Separate out the lines that hold "barista".

☆ ☆ ☆ ☆ ☆ ☆ ☆

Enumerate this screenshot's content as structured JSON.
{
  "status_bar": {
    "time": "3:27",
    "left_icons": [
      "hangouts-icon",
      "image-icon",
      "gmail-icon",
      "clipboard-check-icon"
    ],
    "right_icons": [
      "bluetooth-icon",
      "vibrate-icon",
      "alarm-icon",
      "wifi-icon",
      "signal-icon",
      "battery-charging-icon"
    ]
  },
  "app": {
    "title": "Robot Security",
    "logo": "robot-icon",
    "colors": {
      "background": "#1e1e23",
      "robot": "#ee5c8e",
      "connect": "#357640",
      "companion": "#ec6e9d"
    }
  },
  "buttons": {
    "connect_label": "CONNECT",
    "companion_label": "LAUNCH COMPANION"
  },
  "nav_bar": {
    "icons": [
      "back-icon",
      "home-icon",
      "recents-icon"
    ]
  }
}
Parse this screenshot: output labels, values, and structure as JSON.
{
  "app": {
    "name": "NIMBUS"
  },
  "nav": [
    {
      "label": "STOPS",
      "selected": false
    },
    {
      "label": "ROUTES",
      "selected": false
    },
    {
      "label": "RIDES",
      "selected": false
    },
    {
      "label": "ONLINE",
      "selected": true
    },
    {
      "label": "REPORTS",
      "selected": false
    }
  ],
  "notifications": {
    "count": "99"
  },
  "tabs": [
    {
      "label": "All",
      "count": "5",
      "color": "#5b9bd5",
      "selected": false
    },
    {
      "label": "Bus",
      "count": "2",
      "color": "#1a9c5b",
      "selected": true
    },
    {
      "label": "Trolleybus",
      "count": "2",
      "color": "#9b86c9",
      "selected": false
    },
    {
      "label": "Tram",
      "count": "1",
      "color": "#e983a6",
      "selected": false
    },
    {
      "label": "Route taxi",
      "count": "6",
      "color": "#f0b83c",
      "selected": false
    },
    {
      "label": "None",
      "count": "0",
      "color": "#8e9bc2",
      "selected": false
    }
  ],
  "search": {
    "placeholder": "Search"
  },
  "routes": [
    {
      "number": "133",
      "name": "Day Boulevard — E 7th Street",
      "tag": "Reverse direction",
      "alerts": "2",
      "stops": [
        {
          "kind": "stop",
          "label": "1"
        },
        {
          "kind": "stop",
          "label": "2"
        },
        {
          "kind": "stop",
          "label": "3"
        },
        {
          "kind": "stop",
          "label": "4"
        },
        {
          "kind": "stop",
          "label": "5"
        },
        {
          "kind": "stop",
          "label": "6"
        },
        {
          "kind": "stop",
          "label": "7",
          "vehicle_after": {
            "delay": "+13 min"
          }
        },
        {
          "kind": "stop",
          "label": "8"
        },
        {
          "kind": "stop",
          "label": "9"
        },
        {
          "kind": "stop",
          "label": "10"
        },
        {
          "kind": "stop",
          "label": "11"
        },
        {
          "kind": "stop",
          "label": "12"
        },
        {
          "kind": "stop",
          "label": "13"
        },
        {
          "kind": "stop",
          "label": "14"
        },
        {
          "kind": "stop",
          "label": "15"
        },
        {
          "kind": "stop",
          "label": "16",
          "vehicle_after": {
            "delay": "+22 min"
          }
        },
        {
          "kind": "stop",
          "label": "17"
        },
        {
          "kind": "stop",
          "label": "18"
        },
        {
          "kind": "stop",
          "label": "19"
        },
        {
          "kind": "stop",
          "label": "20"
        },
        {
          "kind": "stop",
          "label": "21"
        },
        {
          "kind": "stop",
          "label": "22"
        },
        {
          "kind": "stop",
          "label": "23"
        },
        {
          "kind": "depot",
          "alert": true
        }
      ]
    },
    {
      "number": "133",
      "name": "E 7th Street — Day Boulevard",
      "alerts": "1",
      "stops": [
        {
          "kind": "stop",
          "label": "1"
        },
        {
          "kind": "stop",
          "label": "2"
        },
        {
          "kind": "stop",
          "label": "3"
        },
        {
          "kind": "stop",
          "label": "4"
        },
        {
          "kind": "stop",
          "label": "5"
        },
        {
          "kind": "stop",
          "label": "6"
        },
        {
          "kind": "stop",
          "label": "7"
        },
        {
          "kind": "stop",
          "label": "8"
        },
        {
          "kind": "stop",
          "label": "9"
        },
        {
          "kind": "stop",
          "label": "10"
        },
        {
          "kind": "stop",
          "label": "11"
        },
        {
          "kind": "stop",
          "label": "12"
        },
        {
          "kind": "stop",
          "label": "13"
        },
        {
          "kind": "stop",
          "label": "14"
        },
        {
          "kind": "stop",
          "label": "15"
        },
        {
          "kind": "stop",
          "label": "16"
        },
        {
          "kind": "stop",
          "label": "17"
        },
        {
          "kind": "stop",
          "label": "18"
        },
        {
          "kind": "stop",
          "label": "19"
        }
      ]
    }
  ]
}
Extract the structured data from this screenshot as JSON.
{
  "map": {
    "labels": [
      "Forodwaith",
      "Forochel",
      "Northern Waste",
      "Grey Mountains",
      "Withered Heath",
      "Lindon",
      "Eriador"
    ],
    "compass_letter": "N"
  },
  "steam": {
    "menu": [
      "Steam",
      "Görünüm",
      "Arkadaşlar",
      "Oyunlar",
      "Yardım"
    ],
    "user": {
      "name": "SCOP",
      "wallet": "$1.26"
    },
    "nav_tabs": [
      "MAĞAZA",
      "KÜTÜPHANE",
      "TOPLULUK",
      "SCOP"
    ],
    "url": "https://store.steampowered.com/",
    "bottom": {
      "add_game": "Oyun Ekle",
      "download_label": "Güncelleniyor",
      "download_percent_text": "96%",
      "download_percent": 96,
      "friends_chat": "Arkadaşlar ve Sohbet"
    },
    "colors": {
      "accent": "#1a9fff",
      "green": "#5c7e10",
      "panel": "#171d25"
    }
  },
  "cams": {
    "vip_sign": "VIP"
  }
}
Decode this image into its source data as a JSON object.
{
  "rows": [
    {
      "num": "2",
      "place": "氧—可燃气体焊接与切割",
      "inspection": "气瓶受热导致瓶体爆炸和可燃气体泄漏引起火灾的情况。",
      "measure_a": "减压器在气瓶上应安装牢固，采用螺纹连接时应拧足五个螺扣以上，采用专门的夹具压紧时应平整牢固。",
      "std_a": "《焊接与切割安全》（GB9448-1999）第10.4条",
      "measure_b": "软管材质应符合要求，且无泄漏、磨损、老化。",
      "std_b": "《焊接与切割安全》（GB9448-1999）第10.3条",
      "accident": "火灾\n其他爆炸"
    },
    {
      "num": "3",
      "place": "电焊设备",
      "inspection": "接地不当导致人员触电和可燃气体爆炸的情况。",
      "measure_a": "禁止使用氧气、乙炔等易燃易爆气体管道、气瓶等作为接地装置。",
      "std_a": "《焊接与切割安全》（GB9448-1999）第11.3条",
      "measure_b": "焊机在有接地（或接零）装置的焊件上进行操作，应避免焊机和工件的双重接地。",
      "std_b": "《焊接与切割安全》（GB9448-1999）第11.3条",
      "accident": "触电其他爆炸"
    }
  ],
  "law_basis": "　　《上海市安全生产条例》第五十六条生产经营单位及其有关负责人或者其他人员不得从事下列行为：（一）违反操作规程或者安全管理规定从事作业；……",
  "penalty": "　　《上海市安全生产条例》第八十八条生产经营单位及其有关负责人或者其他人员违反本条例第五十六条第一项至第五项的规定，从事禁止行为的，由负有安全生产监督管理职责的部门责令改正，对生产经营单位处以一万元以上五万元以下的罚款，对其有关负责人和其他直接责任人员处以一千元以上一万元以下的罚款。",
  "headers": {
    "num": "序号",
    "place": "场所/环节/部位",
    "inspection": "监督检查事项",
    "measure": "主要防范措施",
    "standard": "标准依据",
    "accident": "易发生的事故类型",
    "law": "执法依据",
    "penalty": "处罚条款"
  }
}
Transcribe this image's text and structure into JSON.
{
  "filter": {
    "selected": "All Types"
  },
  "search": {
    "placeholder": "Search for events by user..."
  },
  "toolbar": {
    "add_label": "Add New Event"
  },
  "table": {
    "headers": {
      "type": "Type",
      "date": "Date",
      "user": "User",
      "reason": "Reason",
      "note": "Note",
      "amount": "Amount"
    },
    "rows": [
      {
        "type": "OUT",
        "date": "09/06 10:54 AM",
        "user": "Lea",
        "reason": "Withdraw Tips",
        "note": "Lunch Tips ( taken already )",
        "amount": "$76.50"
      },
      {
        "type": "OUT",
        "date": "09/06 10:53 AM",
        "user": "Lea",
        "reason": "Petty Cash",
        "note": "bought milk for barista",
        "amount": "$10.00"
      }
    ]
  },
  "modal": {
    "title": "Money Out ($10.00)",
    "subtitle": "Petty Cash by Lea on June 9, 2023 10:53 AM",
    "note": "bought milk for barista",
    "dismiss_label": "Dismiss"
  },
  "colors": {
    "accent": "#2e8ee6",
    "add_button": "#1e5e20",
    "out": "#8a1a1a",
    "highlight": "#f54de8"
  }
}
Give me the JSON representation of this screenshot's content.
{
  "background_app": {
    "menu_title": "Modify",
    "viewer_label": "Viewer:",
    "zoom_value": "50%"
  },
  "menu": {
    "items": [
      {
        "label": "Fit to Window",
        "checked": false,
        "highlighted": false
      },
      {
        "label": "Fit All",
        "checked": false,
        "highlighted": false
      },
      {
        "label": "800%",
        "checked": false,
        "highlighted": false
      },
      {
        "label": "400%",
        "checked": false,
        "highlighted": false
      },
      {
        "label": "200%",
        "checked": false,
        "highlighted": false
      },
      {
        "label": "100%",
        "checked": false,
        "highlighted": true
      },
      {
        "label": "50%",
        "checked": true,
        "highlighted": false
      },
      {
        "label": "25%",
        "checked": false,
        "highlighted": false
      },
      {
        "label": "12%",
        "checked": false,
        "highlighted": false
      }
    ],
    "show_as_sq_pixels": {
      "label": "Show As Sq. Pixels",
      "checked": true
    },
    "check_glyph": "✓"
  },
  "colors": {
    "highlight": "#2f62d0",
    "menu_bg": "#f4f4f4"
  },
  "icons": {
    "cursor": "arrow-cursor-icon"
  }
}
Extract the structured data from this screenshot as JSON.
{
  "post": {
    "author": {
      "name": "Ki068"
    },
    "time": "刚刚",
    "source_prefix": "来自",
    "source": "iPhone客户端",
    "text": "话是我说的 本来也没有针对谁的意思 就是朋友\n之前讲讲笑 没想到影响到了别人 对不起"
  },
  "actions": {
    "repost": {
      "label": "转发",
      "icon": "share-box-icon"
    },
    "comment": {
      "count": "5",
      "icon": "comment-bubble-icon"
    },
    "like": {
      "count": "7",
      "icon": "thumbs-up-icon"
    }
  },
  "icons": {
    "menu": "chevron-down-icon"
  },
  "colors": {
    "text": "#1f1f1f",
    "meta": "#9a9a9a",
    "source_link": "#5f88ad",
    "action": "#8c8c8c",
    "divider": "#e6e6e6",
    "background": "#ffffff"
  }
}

☆ ☆ ☆ ☆ ☆ ☆ ☆

● Task output:
        "note": "bought milk for barista",
    "note": "bought milk for barista",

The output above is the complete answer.